> _Stored entries_:
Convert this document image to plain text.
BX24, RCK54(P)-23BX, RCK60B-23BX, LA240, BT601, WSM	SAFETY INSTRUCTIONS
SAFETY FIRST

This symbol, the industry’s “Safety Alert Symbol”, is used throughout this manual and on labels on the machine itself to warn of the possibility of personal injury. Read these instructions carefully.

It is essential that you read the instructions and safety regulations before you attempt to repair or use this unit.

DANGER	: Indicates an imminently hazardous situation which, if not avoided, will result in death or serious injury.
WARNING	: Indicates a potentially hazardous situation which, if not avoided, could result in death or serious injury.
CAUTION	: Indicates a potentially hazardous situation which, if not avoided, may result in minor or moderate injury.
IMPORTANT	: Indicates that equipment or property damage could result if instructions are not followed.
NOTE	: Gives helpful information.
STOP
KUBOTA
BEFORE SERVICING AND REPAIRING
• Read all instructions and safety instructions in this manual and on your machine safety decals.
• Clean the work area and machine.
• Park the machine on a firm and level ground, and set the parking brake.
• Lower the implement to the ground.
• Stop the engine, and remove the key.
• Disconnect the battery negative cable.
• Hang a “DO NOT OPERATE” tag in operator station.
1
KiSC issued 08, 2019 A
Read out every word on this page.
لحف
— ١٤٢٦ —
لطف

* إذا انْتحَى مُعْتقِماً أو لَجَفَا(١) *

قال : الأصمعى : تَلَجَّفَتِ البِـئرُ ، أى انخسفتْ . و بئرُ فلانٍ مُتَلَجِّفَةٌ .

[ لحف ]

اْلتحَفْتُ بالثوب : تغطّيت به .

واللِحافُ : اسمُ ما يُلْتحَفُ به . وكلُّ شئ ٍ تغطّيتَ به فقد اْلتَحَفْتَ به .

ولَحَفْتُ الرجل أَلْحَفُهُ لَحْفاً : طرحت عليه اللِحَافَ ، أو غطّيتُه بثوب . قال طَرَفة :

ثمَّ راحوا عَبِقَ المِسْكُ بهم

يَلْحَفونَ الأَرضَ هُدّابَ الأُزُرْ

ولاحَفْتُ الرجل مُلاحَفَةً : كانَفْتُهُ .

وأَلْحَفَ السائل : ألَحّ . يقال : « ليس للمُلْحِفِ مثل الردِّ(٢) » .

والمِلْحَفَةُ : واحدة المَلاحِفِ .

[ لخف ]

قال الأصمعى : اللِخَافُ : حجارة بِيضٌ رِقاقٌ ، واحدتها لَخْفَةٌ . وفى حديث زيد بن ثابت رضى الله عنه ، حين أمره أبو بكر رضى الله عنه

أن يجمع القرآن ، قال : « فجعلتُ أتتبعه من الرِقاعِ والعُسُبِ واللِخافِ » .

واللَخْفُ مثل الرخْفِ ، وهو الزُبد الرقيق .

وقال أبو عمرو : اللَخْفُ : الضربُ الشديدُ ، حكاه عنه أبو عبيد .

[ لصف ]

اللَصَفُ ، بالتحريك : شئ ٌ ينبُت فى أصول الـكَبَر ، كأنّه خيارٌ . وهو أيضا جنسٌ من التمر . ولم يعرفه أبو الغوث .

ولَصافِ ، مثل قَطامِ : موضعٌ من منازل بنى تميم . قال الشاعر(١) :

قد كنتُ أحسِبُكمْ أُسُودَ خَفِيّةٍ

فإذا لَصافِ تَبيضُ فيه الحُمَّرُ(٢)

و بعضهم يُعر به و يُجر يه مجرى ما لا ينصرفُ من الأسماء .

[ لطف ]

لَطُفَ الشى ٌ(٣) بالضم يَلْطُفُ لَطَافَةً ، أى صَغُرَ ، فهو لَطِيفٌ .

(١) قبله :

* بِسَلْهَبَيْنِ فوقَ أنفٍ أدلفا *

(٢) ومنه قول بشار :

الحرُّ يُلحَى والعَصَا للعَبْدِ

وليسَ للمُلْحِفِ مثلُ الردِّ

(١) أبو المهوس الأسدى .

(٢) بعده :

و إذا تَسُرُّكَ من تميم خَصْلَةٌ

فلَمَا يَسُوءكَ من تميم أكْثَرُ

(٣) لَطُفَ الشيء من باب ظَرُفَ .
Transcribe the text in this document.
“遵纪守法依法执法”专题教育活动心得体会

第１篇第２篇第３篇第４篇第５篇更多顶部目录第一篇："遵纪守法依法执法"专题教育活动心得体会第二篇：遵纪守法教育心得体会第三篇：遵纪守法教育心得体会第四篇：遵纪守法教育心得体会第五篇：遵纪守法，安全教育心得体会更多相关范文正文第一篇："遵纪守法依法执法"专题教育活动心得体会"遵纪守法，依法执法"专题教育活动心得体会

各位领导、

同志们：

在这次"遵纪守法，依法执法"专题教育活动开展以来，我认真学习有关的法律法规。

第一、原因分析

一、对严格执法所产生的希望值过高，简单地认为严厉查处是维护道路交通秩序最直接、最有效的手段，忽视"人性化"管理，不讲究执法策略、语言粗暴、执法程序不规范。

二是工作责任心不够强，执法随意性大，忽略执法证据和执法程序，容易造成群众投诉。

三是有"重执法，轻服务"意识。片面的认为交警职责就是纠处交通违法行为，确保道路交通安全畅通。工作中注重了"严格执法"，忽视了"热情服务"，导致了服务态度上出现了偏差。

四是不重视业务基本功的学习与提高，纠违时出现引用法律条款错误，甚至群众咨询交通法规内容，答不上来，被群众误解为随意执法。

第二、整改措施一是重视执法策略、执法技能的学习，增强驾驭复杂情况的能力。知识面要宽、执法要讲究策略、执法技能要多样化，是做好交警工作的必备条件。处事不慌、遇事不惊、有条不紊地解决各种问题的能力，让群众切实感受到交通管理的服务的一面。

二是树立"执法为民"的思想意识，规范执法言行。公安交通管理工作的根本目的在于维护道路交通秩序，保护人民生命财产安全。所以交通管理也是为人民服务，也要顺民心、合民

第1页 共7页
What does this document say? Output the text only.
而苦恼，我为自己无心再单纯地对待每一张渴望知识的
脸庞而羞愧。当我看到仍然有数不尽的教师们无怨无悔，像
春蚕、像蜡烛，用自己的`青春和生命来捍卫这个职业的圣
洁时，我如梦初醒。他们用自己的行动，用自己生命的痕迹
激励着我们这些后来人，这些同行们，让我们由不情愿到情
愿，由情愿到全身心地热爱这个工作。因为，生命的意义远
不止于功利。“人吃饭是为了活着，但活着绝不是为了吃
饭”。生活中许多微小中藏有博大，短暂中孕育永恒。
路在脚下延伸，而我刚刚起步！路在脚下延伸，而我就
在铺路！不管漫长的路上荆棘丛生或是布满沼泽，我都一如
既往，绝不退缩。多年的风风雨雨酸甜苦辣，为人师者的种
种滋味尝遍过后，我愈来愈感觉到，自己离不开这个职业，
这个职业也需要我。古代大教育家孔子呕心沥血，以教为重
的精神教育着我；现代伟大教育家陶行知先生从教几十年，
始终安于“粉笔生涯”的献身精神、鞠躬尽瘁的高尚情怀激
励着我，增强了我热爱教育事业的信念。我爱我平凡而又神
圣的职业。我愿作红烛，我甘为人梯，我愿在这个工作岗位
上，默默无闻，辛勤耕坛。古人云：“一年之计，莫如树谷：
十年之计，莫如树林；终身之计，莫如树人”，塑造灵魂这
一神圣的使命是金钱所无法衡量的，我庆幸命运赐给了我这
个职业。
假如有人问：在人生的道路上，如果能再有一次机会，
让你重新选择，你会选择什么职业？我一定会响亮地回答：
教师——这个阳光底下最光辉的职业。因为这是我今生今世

> _Given task_:
Gather each line in the data that holds the string "الأصمعى".

> _Answer_:
قال : الأصمعى : تَلَجَّفَتِ البِـئرُ ، أى انخسفتْ . و بئرُ فلانٍ مُتَلَجِّفَةٌ .
قال الأصمعى : اللِخَافُ : حجارة بِيضٌ رِقاقٌ ، واحدتها لَخْفَةٌ . وفى حديث زيد بن ثابت رضى الله عنه ، حين أمره أبو بكر رضى الله عنه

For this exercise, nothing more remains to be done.